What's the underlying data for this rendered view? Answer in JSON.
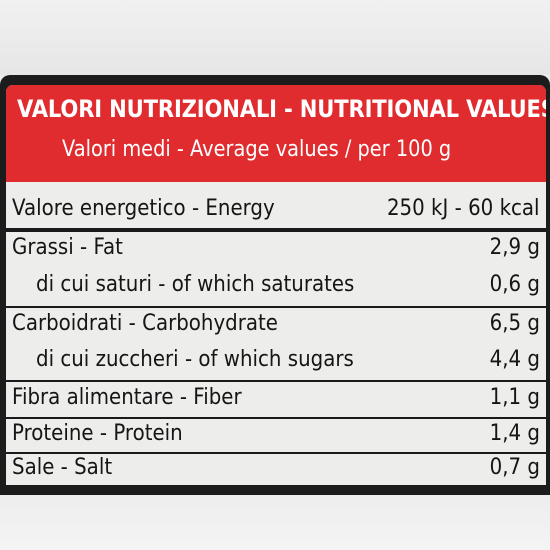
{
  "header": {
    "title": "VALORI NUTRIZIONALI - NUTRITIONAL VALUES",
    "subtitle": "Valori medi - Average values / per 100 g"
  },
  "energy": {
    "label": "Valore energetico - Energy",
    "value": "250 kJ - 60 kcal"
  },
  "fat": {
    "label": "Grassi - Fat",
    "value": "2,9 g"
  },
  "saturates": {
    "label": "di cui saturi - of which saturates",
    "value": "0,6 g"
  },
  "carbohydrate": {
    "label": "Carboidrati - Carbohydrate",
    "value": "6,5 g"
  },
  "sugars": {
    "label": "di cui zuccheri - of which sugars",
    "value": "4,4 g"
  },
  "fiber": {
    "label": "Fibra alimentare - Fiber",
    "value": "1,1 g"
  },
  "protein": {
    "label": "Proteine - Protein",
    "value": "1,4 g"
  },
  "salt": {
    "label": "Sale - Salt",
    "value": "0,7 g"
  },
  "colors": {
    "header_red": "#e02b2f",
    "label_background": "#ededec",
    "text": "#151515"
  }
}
☆ ☆ ☆ ☆ ☆ ☆ ☆
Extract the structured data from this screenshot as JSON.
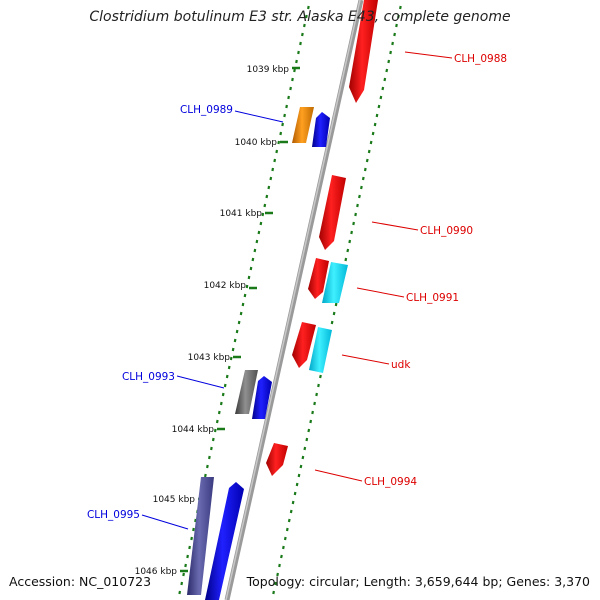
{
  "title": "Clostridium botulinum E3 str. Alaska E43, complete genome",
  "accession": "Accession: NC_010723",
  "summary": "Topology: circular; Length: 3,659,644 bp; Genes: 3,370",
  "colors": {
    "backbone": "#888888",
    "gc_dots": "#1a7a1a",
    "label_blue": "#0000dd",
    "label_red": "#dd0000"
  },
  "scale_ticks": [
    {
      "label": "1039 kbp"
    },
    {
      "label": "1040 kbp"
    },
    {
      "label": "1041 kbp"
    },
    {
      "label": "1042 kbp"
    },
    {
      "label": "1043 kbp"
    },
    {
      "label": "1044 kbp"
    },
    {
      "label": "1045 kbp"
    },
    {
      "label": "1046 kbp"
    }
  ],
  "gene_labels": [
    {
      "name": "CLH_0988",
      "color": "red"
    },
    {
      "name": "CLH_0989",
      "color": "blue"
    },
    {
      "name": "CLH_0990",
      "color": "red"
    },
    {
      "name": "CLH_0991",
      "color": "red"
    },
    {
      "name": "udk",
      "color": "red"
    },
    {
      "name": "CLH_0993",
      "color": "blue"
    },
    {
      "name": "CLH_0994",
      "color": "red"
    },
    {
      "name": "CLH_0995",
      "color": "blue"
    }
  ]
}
☆ ☆ ☆ ☆ ☆ ☆ ☆
■ Assignment: In the material above, how many lines have the word "data"? Give that number and nothing else.

■ Task output: 2